--- Raw records ---
────────────────

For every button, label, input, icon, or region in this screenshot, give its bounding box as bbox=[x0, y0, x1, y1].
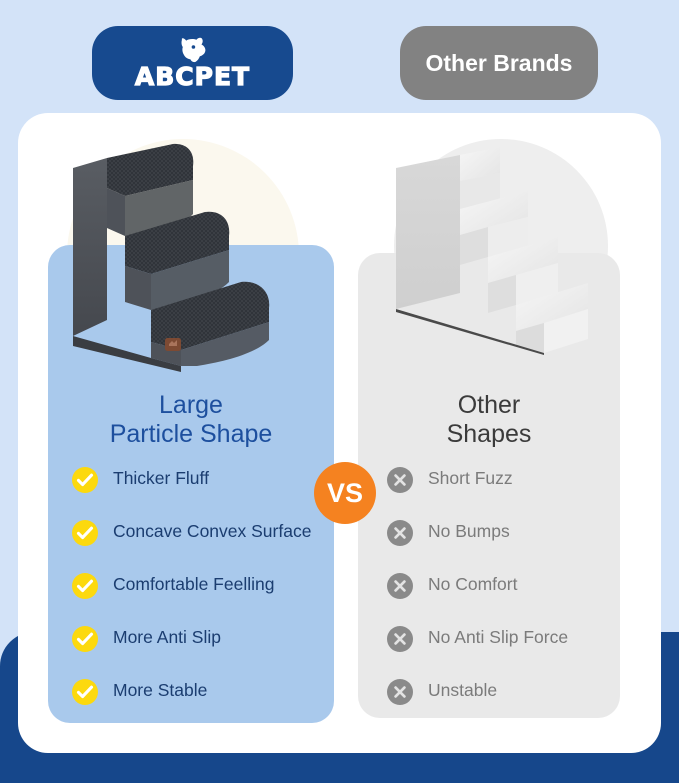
feature-label: More Anti Slip bbox=[113, 625, 221, 648]
feature-label: Unstable bbox=[428, 678, 497, 701]
x-circle-icon bbox=[387, 467, 413, 493]
list-item: No Anti Slip Force bbox=[387, 622, 612, 675]
check-circle-icon bbox=[72, 679, 98, 705]
feature-label: Concave Convex Surface bbox=[113, 519, 311, 542]
check-circle-icon bbox=[72, 573, 98, 599]
dog-head-icon bbox=[176, 37, 210, 63]
heading-abcpet: Large Particle Shape bbox=[48, 391, 334, 449]
dark-gray-pet-stairs-image bbox=[55, 140, 317, 372]
list-item: Thicker Fluff bbox=[72, 463, 324, 516]
tab-other-brands-line2: Brands bbox=[493, 50, 572, 76]
tab-abcpet-label: ABCPET bbox=[135, 64, 250, 89]
feature-label: No Comfort bbox=[428, 572, 517, 595]
feature-label: No Anti Slip Force bbox=[428, 625, 568, 648]
list-item: Short Fuzz bbox=[387, 463, 612, 516]
feature-label: Comfortable Feelling bbox=[113, 572, 274, 595]
tab-other-brands-label: Other Brands bbox=[426, 51, 573, 75]
feature-list-abcpet: Thicker Fluff Concave Convex Surface Com… bbox=[72, 463, 324, 728]
heading-other-line1: Other bbox=[358, 391, 620, 420]
feature-label: No Bumps bbox=[428, 519, 510, 542]
list-item: Comfortable Feelling bbox=[72, 569, 324, 622]
tab-other-brands-line1: Other bbox=[426, 50, 487, 76]
list-item: Unstable bbox=[387, 675, 612, 728]
x-circle-icon bbox=[387, 520, 413, 546]
feature-list-other: Short Fuzz No Bumps No Comfort bbox=[387, 463, 612, 728]
feature-label: Short Fuzz bbox=[428, 466, 513, 489]
heading-other-line2: Shapes bbox=[358, 420, 620, 449]
check-circle-icon bbox=[72, 467, 98, 493]
tab-abcpet[interactable]: ABCPET bbox=[92, 26, 293, 100]
x-circle-icon bbox=[387, 626, 413, 652]
feature-label: More Stable bbox=[113, 678, 207, 701]
list-item: More Anti Slip bbox=[72, 622, 324, 675]
list-item: Concave Convex Surface bbox=[72, 516, 324, 569]
check-circle-icon bbox=[72, 626, 98, 652]
x-circle-icon bbox=[387, 573, 413, 599]
light-gray-pet-stairs-image bbox=[388, 143, 616, 355]
list-item: No Comfort bbox=[387, 569, 612, 622]
x-circle-icon bbox=[387, 679, 413, 705]
vs-badge: VS bbox=[314, 462, 376, 524]
tab-other-brands[interactable]: Other Brands bbox=[400, 26, 598, 100]
heading-abcpet-line2: Particle Shape bbox=[48, 420, 334, 449]
comparison-infographic: ABCPET Other Brands bbox=[0, 0, 679, 783]
heading-abcpet-line1: Large bbox=[48, 391, 334, 420]
list-item: More Stable bbox=[72, 675, 324, 728]
heading-other: Other Shapes bbox=[358, 391, 620, 449]
list-item: No Bumps bbox=[387, 516, 612, 569]
feature-label: Thicker Fluff bbox=[113, 466, 209, 489]
check-circle-icon bbox=[72, 520, 98, 546]
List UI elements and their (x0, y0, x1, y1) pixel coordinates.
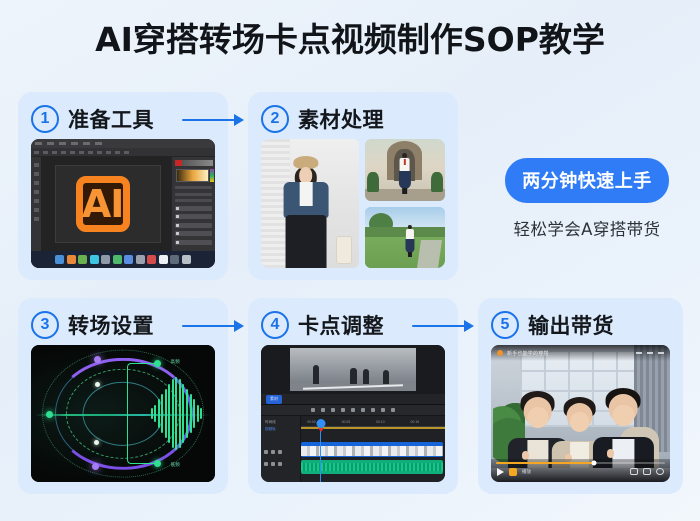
player-progress-bar[interactable] (496, 462, 665, 464)
arrow-shaft (412, 325, 465, 328)
step-2-title: 素材处理 (298, 104, 384, 134)
dock-icon-app (67, 255, 76, 264)
frame-figure (313, 365, 319, 385)
track-lock-icon (271, 462, 275, 466)
menu-icon (658, 352, 664, 354)
promo-subtitle: 轻松学会A穿搭带货 (487, 216, 687, 240)
track-visibility-icon (264, 462, 268, 466)
play-icon[interactable] (497, 468, 504, 476)
track-lock-icon (271, 450, 275, 454)
dock-icon-app (124, 255, 133, 264)
model-figure (406, 225, 414, 257)
model-black-pants (285, 215, 326, 268)
macos-dock (31, 251, 215, 268)
visualizer-node (94, 440, 99, 445)
timeline-audio-clip[interactable] (301, 460, 443, 474)
more-icon (647, 352, 653, 354)
illustrator-right-panel (171, 157, 215, 251)
settings-icon (630, 468, 638, 475)
step-2-media-photo-grid (261, 139, 445, 268)
frame-figure (350, 368, 356, 384)
dock-icon-preview (170, 255, 179, 264)
tool-icon (341, 408, 345, 412)
potted-plant-left (367, 172, 379, 192)
figure-legs (402, 188, 407, 194)
tool-icon (361, 408, 365, 412)
figure-skirt (399, 171, 411, 189)
clip-audio-waveform (301, 463, 443, 472)
dock-icon-finder (55, 255, 64, 264)
swatch-strip (175, 160, 213, 166)
transition-visualizer: 高频 低频 (31, 345, 215, 482)
picture-in-picture-icon (643, 468, 651, 475)
lawn-path (417, 240, 442, 268)
layers-list (175, 186, 212, 247)
step-5-header: 5 输出带货 (478, 298, 683, 342)
figure-tie (404, 159, 406, 166)
playhead-knob[interactable] (316, 419, 325, 428)
editor-active-tab[interactable]: 素材 (266, 395, 282, 404)
step-1-title: 准备工具 (68, 104, 154, 134)
visualizer-bracket-node (154, 360, 161, 367)
tool-icon (371, 408, 375, 412)
figure-legs (408, 252, 412, 256)
preview-frame (290, 348, 415, 390)
panel-row (175, 193, 212, 196)
gradient-swatch (176, 169, 209, 182)
step-5-media-player: 新手也能学的穿搭 播放 (491, 345, 670, 482)
progress-handle[interactable] (592, 460, 597, 465)
player-control-bar[interactable]: 播放 (491, 459, 670, 482)
tool-icon (391, 408, 395, 412)
player-title-bar: 新手也能学的穿搭 (491, 345, 670, 361)
dock-icon-app (159, 255, 168, 264)
figure-top (406, 229, 414, 240)
visualizer-bracket-node (154, 460, 161, 467)
page-title-wrap: AI穿搭转场卡点视频制作SOP教学 (0, 18, 700, 62)
track-header-video[interactable] (264, 446, 297, 458)
figure-skirt (405, 239, 414, 252)
layer-row (175, 223, 212, 228)
step-5-number-badge: 5 (491, 311, 519, 339)
presenter-face (613, 405, 634, 426)
timeline-label: 时间线 (265, 420, 276, 425)
panel-row (175, 186, 212, 189)
editor-tab-bar[interactable]: 素材 (261, 394, 445, 405)
video-player[interactable]: 新手也能学的穿搭 播放 (491, 345, 670, 482)
arrow-head-icon (234, 114, 244, 126)
editor-tool-row[interactable] (261, 405, 445, 416)
tool-icon (311, 408, 315, 412)
track-mute-icon (278, 450, 282, 454)
illustrator-app-window: AI (31, 139, 215, 268)
potted-plant-right (431, 172, 443, 192)
layer-row (175, 206, 212, 211)
step-card-2[interactable]: 2 素材处理 (248, 92, 458, 280)
dock-icon-app (113, 255, 122, 264)
infographic-page: AI穿搭转场卡点视频制作SOP教学 1 准备工具 AI (0, 0, 700, 521)
illustrator-toolbar (31, 148, 215, 157)
track-mute-icon (278, 462, 282, 466)
step-4-number-badge: 4 (261, 311, 289, 339)
layer-row (175, 240, 212, 245)
step-card-5[interactable]: 5 输出带货 (478, 298, 683, 494)
step-2-number-badge: 2 (261, 105, 289, 133)
player-right-actions[interactable] (630, 468, 664, 475)
promo-block: 两分钟快速上手 轻松学会A穿搭带货 (487, 158, 687, 240)
presenter-face (527, 407, 548, 428)
arrow-step1-to-step2 (182, 113, 244, 127)
arrow-head-icon (234, 320, 244, 332)
step-3-media-transition: 高频 低频 (31, 345, 215, 482)
fullscreen-icon (656, 468, 664, 475)
illustrator-canvas: AI (42, 157, 171, 251)
dock-icon-app (101, 255, 110, 264)
photo-model-lawn (365, 207, 445, 269)
model-tote-bag (336, 236, 352, 264)
timeline-track-headers: 时间线 视频轨 (261, 416, 301, 482)
visualizer-node (94, 356, 101, 363)
clip-thumbnails (301, 446, 443, 456)
illustrator-menubar (31, 139, 215, 148)
page-title: AI穿搭转场卡点视频制作SOP教学 (0, 18, 700, 62)
share-icon (636, 352, 642, 354)
arrow-shaft (182, 119, 235, 122)
promo-pill-badge[interactable]: 两分钟快速上手 (505, 158, 669, 203)
layer-row (175, 231, 212, 236)
dock-icon-app (147, 255, 156, 264)
step-4-media-timeline: 素材 时间线 视频轨 00 (261, 345, 445, 482)
timeline-video-clip[interactable] (301, 442, 443, 457)
presenter-right (609, 394, 638, 468)
step-4-title: 卡点调整 (298, 310, 384, 340)
step-3-number-badge: 3 (31, 311, 59, 339)
playhead-marker-icon (318, 428, 324, 432)
tool-icon (381, 408, 385, 412)
step-1-number-badge: 1 (31, 105, 59, 133)
track-visibility-icon (264, 450, 268, 454)
step-3-title: 转场设置 (68, 310, 154, 340)
photo-grid (261, 139, 445, 268)
dock-icon-app (90, 255, 99, 264)
editor-preview-monitor (261, 345, 445, 394)
photo-column (365, 139, 445, 268)
step-1-media-illustrator: AI (31, 139, 215, 268)
tool-icon (321, 408, 325, 412)
layer-row (175, 214, 212, 219)
illustrator-logo: AI (76, 176, 130, 231)
visualizer-label-top: 高频 (170, 359, 180, 365)
presenter-left (523, 397, 552, 468)
audio-waveform (151, 377, 203, 451)
dock-icon-app (78, 255, 87, 264)
timeline-playhead[interactable] (320, 422, 322, 482)
photo-model-building (365, 139, 445, 201)
presenter-face (570, 412, 590, 432)
illustrator-tool-panel (31, 157, 42, 251)
step-5-title: 输出带货 (528, 310, 614, 340)
illustrator-artboard: AI (55, 165, 161, 244)
frame-figure (383, 370, 389, 384)
arrow-head-icon (464, 320, 474, 332)
visualizer-node (46, 411, 53, 418)
tool-icon (331, 408, 335, 412)
progress-fill (496, 462, 594, 464)
visualizer-label-bottom: 低频 (170, 462, 180, 468)
color-ramp (210, 169, 214, 182)
arrow-shaft (182, 325, 235, 328)
dock-icon-trash (182, 255, 191, 264)
thumbs-up-icon (607, 449, 614, 458)
timeline-sublabel: 视频轨 (265, 427, 276, 432)
tool-icon (351, 408, 355, 412)
player-top-actions[interactable] (636, 352, 664, 354)
track-header-audio[interactable] (264, 458, 297, 470)
player-time-label: 播放 (522, 469, 531, 475)
model-white-shirt (300, 182, 313, 207)
panel-row (175, 199, 212, 202)
visualizer-node (92, 463, 99, 470)
video-editor-window: 素材 时间线 视频轨 00 (261, 345, 445, 482)
player-brand-icon (497, 350, 503, 356)
player-video-title: 新手也能学的穿搭 (507, 350, 549, 357)
illustrator-logo-text: AI (82, 185, 124, 223)
frame-figure (363, 369, 369, 384)
arrow-step3-to-step4 (182, 319, 244, 333)
step-2-header: 2 素材处理 (248, 92, 458, 136)
model-figure (400, 153, 410, 195)
photo-model-denim (261, 139, 359, 268)
arrow-step4-to-step5 (412, 319, 474, 333)
quality-badge-icon[interactable] (509, 468, 517, 476)
dock-icon-app (136, 255, 145, 264)
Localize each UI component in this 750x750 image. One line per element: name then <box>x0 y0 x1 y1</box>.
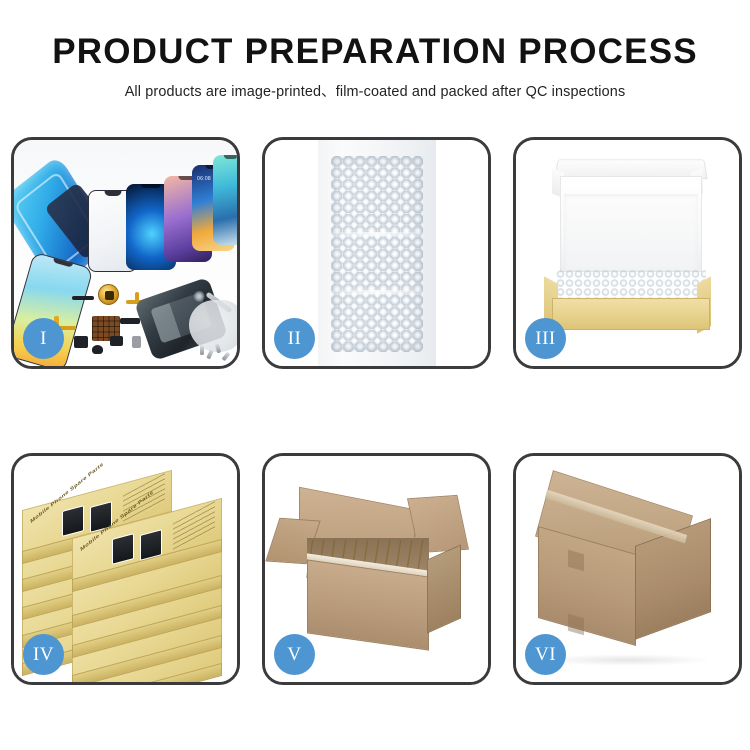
step-panel-5: V <box>262 453 491 685</box>
wrap-seam-icon <box>331 232 423 236</box>
speaker-coil-icon <box>98 284 119 305</box>
screw-icon <box>200 346 204 355</box>
step-badge-1: I <box>23 318 64 359</box>
step-badge-4: IV <box>23 634 64 675</box>
page-title: PRODUCT PREPARATION PROCESS <box>0 34 750 71</box>
component-icon <box>74 336 88 348</box>
step-panel-2: II <box>262 137 491 369</box>
step-badge-6: VI <box>525 634 566 675</box>
header: PRODUCT PREPARATION PROCESS All products… <box>0 0 750 101</box>
box-front-panel-icon <box>552 298 710 330</box>
foam-lining-icon <box>564 194 698 270</box>
carton-shadow <box>542 654 712 666</box>
component-icon <box>110 336 123 346</box>
carton-front-face-icon <box>307 559 429 650</box>
component-icon <box>132 336 141 348</box>
screw-icon <box>222 352 231 361</box>
retail-box-front: Mobile Phone Spare Parts <box>72 518 222 584</box>
step-badge-2: II <box>274 318 315 359</box>
component-icon <box>92 345 103 354</box>
phone-teal-icon <box>213 155 237 245</box>
step-badge-5: V <box>274 634 315 675</box>
steps-grid: 06:08 <box>11 137 743 685</box>
step-badge-3: III <box>525 318 566 359</box>
infographic-page: PRODUCT PREPARATION PROCESS All products… <box>0 0 750 750</box>
carton-right-face-icon <box>427 544 461 633</box>
step-panel-6: VI <box>513 453 742 685</box>
flex-cable-icon <box>72 296 94 300</box>
connector-icon <box>120 318 140 324</box>
carton-tab-icon <box>568 614 584 636</box>
wrap-seam-icon <box>331 290 423 294</box>
page-subtitle: All products are image-printed、film-coat… <box>0 80 750 101</box>
step-panel-1: 06:08 <box>11 137 240 369</box>
bubble-wrap-icon <box>331 156 423 352</box>
step-panel-4: Mobile Phone Spare Parts <box>11 453 240 685</box>
screw-icon <box>206 350 213 360</box>
step-panel-3: III <box>513 137 742 369</box>
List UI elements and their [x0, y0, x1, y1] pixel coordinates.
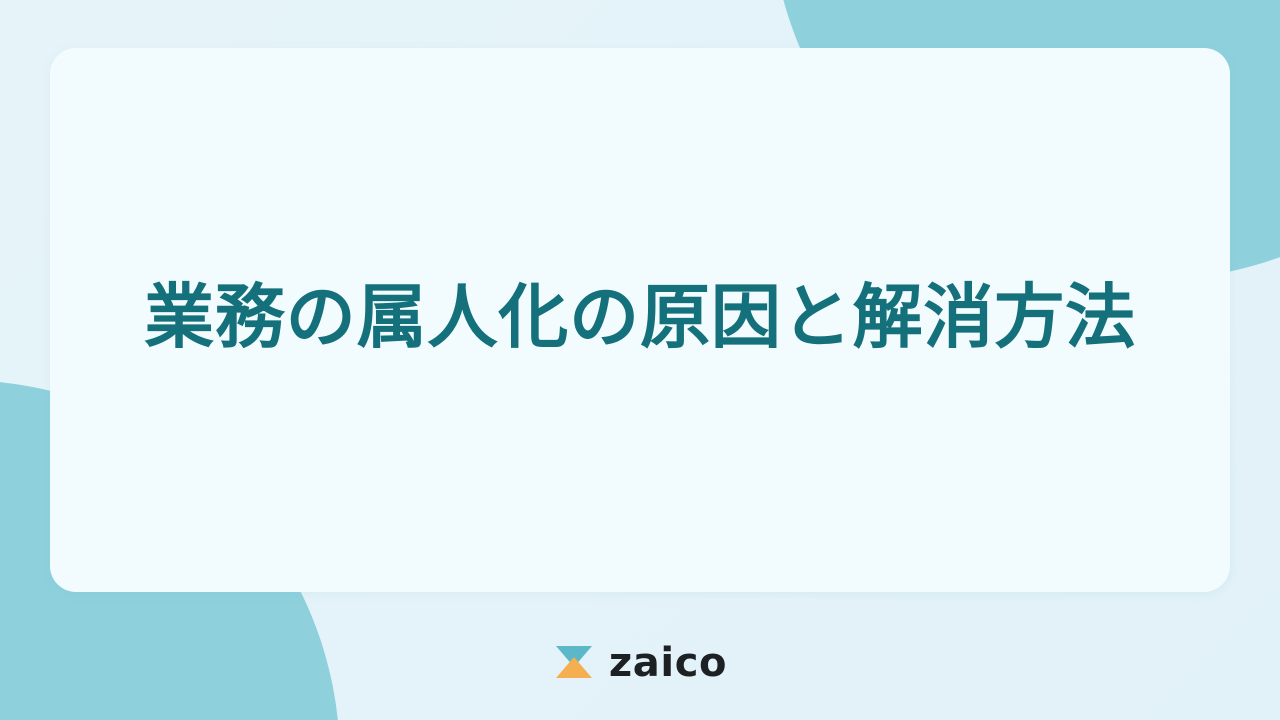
slide-canvas: 業務の属人化の原因と解消方法 zaico — [0, 0, 1280, 720]
page-title: 業務の属人化の原因と解消方法 — [144, 274, 1136, 362]
brand-wordmark: zaico — [609, 643, 727, 683]
title-card: 業務の属人化の原因と解消方法 — [50, 48, 1230, 592]
zaico-z-mark-icon — [553, 642, 595, 682]
brand-logo: zaico — [0, 638, 1280, 686]
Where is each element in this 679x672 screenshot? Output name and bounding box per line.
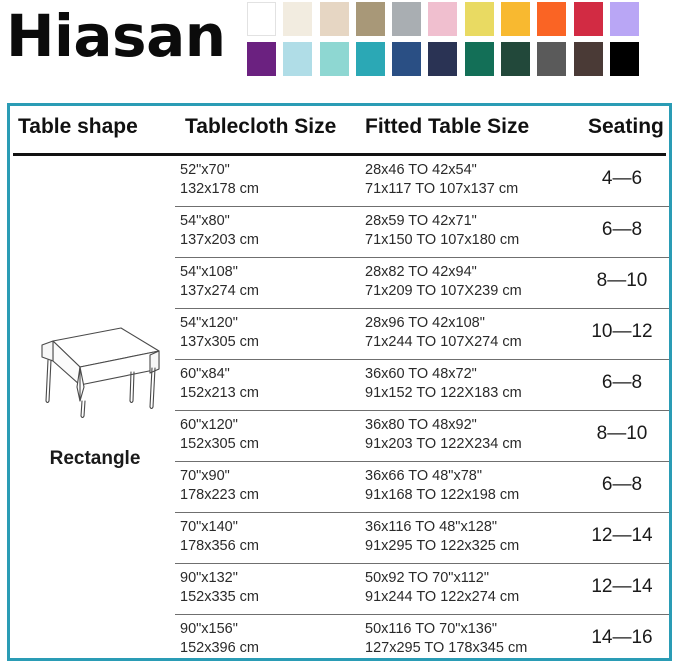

────────────────

--- Description of the task ---
Tally the lines of the records that contain the string "bounding", matching case exactly. Reply with the number alone.

--- Correct result ---
2